PROBLEM DESCRIPTION: Below are some records; reproduce every one of them exactly.
[BEGIN ITEMS]
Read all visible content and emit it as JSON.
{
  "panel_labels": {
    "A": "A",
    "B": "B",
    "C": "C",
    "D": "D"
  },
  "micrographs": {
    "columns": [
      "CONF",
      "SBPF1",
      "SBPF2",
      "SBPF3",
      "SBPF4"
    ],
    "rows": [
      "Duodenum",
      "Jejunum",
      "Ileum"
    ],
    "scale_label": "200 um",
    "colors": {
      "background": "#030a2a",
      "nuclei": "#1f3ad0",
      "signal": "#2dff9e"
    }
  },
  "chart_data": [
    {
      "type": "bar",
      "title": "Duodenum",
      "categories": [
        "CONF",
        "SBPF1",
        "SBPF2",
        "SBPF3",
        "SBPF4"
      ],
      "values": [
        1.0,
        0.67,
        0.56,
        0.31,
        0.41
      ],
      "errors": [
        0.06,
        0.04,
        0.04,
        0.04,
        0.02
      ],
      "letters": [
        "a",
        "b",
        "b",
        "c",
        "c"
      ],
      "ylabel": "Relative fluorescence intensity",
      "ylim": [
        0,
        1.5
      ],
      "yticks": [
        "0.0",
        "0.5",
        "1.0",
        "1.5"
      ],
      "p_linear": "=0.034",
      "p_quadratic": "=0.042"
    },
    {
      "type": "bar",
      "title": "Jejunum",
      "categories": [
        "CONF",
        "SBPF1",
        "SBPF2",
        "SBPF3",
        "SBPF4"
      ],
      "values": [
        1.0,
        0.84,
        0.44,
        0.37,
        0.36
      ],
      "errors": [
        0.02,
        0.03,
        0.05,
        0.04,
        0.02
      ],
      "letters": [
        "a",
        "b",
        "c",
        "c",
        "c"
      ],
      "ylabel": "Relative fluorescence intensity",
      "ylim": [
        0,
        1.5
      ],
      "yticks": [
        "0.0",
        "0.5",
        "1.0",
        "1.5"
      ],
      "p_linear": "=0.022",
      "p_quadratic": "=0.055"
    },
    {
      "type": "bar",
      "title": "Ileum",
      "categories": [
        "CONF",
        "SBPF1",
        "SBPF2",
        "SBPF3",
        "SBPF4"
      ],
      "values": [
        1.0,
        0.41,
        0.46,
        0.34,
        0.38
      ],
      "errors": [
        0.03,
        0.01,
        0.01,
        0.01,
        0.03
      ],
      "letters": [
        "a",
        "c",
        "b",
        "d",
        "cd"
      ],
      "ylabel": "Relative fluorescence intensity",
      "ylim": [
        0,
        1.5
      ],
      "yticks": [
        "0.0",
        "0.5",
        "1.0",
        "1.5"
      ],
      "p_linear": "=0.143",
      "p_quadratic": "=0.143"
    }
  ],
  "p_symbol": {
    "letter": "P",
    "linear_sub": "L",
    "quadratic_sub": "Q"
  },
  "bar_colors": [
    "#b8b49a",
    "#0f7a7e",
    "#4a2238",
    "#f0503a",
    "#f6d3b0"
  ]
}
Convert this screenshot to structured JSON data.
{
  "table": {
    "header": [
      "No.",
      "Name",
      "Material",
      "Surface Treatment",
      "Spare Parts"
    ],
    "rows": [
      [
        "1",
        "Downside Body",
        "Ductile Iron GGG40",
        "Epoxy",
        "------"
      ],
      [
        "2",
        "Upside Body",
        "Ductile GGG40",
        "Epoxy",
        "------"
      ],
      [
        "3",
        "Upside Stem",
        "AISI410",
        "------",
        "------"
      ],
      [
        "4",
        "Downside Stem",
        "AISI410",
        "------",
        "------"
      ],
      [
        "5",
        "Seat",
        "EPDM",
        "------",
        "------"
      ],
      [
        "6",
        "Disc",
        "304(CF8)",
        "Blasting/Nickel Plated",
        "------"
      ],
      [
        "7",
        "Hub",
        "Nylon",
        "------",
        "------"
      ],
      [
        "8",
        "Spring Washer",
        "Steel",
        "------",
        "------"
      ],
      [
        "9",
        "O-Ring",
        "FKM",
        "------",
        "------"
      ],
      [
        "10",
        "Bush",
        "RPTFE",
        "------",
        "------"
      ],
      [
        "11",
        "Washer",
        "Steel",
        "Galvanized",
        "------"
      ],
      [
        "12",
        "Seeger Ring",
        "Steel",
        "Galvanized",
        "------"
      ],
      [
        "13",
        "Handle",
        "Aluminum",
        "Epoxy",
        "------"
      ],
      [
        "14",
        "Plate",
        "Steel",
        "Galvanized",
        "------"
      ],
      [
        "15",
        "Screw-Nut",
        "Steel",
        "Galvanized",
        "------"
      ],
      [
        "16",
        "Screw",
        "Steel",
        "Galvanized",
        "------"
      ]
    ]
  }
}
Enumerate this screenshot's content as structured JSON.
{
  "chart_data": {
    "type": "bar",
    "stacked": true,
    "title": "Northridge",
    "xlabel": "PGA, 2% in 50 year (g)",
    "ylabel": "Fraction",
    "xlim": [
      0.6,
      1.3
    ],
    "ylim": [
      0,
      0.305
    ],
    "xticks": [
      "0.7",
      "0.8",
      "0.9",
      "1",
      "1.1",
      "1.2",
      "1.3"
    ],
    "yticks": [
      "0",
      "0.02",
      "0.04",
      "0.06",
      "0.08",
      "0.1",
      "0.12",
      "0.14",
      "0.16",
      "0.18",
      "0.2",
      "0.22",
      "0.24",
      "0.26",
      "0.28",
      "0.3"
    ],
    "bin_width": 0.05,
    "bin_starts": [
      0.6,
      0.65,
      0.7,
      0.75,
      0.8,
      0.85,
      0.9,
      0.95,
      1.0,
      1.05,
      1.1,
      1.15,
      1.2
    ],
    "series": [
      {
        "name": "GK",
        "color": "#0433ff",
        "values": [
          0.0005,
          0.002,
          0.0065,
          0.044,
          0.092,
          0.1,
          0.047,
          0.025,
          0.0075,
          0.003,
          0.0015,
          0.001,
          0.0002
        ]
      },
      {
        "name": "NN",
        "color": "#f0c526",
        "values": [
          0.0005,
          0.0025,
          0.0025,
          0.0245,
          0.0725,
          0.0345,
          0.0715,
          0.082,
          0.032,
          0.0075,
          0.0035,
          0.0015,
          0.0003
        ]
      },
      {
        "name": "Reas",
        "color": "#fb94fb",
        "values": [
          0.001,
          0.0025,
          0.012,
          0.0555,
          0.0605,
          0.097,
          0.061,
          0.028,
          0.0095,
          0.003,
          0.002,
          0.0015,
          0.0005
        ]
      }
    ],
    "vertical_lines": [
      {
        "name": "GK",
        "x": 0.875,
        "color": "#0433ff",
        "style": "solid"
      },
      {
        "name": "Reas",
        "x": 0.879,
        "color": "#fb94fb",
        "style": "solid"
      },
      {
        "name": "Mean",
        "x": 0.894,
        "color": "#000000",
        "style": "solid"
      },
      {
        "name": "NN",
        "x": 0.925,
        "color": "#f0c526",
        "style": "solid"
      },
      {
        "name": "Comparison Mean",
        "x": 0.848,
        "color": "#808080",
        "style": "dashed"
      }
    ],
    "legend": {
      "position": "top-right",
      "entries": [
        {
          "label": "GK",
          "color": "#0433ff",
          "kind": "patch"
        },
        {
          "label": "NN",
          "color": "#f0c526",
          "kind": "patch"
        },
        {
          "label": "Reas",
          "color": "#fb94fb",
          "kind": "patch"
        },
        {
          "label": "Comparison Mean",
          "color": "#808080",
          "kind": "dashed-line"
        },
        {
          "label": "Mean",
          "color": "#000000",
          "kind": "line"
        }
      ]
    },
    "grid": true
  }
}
[END ITEMS]
ANSWER TO THE TASK:
Read all visible content and emit it as JSON.
{
  "panel_labels": {
    "A": "A",
    "B": "B",
    "C": "C",
    "D": "D"
  },
  "micrographs": {
    "columns": [
      "CONF",
      "SBPF1",
      "SBPF2",
      "SBPF3",
      "SBPF4"
    ],
    "rows": [
      "Duodenum",
      "Jejunum",
      "Ileum"
    ],
    "scale_label": "200 um",
    "colors": {
      "background": "#030a2a",
      "nuclei": "#1f3ad0",
      "signal": "#2dff9e"
    }
  },
  "chart_data": [
    {
      "type": "bar",
      "title": "Duodenum",
      "categories": [
        "CONF",
        "SBPF1",
        "SBPF2",
        "SBPF3",
        "SBPF4"
      ],
      "values": [
        1.0,
        0.67,
        0.56,
        0.31,
        0.41
      ],
      "errors": [
        0.06,
        0.04,
        0.04,
        0.04,
        0.02
      ],
      "letters": [
        "a",
        "b",
        "b",
        "c",
        "c"
      ],
      "ylabel": "Relative fluorescence intensity",
      "ylim": [
        0,
        1.5
      ],
      "yticks": [
        "0.0",
        "0.5",
        "1.0",
        "1.5"
      ],
      "p_linear": "=0.034",
      "p_quadratic": "=0.042"
    },
    {
      "type": "bar",
      "title": "Jejunum",
      "categories": [
        "CONF",
        "SBPF1",
        "SBPF2",
        "SBPF3",
        "SBPF4"
      ],
      "values": [
        1.0,
        0.84,
        0.44,
        0.37,
        0.36
      ],
      "errors": [
        0.02,
        0.03,
        0.05,
        0.04,
        0.02
      ],
      "letters": [
        "a",
        "b",
        "c",
        "c",
        "c"
      ],
      "ylabel": "Relative fluorescence intensity",
      "ylim": [
        0,
        1.5
      ],
      "yticks": [
        "0.0",
        "0.5",
        "1.0",
        "1.5"
      ],
      "p_linear": "=0.022",
      "p_quadratic": "=0.055"
    },
    {
      "type": "bar",
      "title": "Ileum",
      "categories": [
        "CONF",
        "SBPF1",
        "SBPF2",
        "SBPF3",
        "SBPF4"
      ],
      "values": [
        1.0,
        0.41,
        0.46,
        0.34,
        0.38
      ],
      "errors": [
        0.03,
        0.01,
        0.01,
        0.01,
        0.03
      ],
      "letters": [
        "a",
        "c",
        "b",
        "d",
        "cd"
      ],
      "ylabel": "Relative fluorescence intensity",
      "ylim": [
        0,
        1.5
      ],
      "yticks": [
        "0.0",
        "0.5",
        "1.0",
        "1.5"
      ],
      "p_linear": "=0.143",
      "p_quadratic": "=0.143"
    }
  ],
  "p_symbol": {
    "letter": "P",
    "linear_sub": "L",
    "quadratic_sub": "Q"
  },
  "bar_colors": [
    "#b8b49a",
    "#0f7a7e",
    "#4a2238",
    "#f0503a",
    "#f6d3b0"
  ]
}
Convert this screenshot to structured JSON data.
{
  "table": {
    "header": [
      "No.",
      "Name",
      "Material",
      "Surface Treatment",
      "Spare Parts"
    ],
    "rows": [
      [
        "1",
        "Downside Body",
        "Ductile Iron GGG40",
        "Epoxy",
        "------"
      ],
      [
        "2",
        "Upside Body",
        "Ductile GGG40",
        "Epoxy",
        "------"
      ],
      [
        "3",
        "Upside Stem",
        "AISI410",
        "------",
        "------"
      ],
      [
        "4",
        "Downside Stem",
        "AISI410",
        "------",
        "------"
      ],
      [
        "5",
        "Seat",
        "EPDM",
        "------",
        "------"
      ],
      [
        "6",
        "Disc",
        "304(CF8)",
        "Blasting/Nickel Plated",
        "------"
      ],
      [
        "7",
        "Hub",
        "Nylon",
        "------",
        "------"
      ],
      [
        "8",
        "Spring Washer",
        "Steel",
        "------",
        "------"
      ],
      [
        "9",
        "O-Ring",
        "FKM",
        "------",
        "------"
      ],
      [
        "10",
        "Bush",
        "RPTFE",
        "------",
        "------"
      ],
      [
        "11",
        "Washer",
        "Steel",
        "Galvanized",
        "------"
      ],
      [
        "12",
        "Seeger Ring",
        "Steel",
        "Galvanized",
        "------"
      ],
      [
        "13",
        "Handle",
        "Aluminum",
        "Epoxy",
        "------"
      ],
      [
        "14",
        "Plate",
        "Steel",
        "Galvanized",
        "------"
      ],
      [
        "15",
        "Screw-Nut",
        "Steel",
        "Galvanized",
        "------"
      ],
      [
        "16",
        "Screw",
        "Steel",
        "Galvanized",
        "------"
      ]
    ]
  }
}
Enumerate this screenshot's content as structured JSON.
{
  "chart_data": {
    "type": "bar",
    "stacked": true,
    "title": "Northridge",
    "xlabel": "PGA, 2% in 50 year (g)",
    "ylabel": "Fraction",
    "xlim": [
      0.6,
      1.3
    ],
    "ylim": [
      0,
      0.305
    ],
    "xticks": [
      "0.7",
      "0.8",
      "0.9",
      "1",
      "1.1",
      "1.2",
      "1.3"
    ],
    "yticks": [
      "0",
      "0.02",
      "0.04",
      "0.06",
      "0.08",
      "0.1",
      "0.12",
      "0.14",
      "0.16",
      "0.18",
      "0.2",
      "0.22",
      "0.24",
      "0.26",
      "0.28",
      "0.3"
    ],
    "bin_width": 0.05,
    "bin_starts": [
      0.6,
      0.65,
      0.7,
      0.75,
      0.8,
      0.85,
      0.9,
      0.95,
      1.0,
      1.05,
      1.1,
      1.15,
      1.2
    ],
    "series": [
      {
        "name": "GK",
        "color": "#0433ff",
        "values": [
          0.0005,
          0.002,
          0.0065,
          0.044,
          0.092,
          0.1,
          0.047,
          0.025,
          0.0075,
          0.003,
          0.0015,
          0.001,
          0.0002
        ]
      },
      {
        "name": "NN",
        "color": "#f0c526",
        "values": [
          0.0005,
          0.0025,
          0.0025,
          0.0245,
          0.0725,
          0.0345,
          0.0715,
          0.082,
          0.032,
          0.0075,
          0.0035,
          0.0015,
          0.0003
        ]
      },
      {
        "name": "Reas",
        "color": "#fb94fb",
        "values": [
          0.001,
          0.0025,
          0.012,
          0.0555,
          0.0605,
          0.097,
          0.061,
          0.028,
          0.0095,
          0.003,
          0.002,
          0.0015,
          0.0005
        ]
      }
    ],
    "vertical_lines": [
      {
        "name": "GK",
        "x": 0.875,
        "color": "#0433ff",
        "style": "solid"
      },
      {
        "name": "Reas",
        "x": 0.879,
        "color": "#fb94fb",
        "style": "solid"
      },
      {
        "name": "Mean",
        "x": 0.894,
        "color": "#000000",
        "style": "solid"
      },
      {
        "name": "NN",
        "x": 0.925,
        "color": "#f0c526",
        "style": "solid"
      },
      {
        "name": "Comparison Mean",
        "x": 0.848,
        "color": "#808080",
        "style": "dashed"
      }
    ],
    "legend": {
      "position": "top-right",
      "entries": [
        {
          "label": "GK",
          "color": "#0433ff",
          "kind": "patch"
        },
        {
          "label": "NN",
          "color": "#f0c526",
          "kind": "patch"
        },
        {
          "label": "Reas",
          "color": "#fb94fb",
          "kind": "patch"
        },
        {
          "label": "Comparison Mean",
          "color": "#808080",
          "kind": "dashed-line"
        },
        {
          "label": "Mean",
          "color": "#000000",
          "kind": "line"
        }
      ]
    },
    "grid": true
  }
}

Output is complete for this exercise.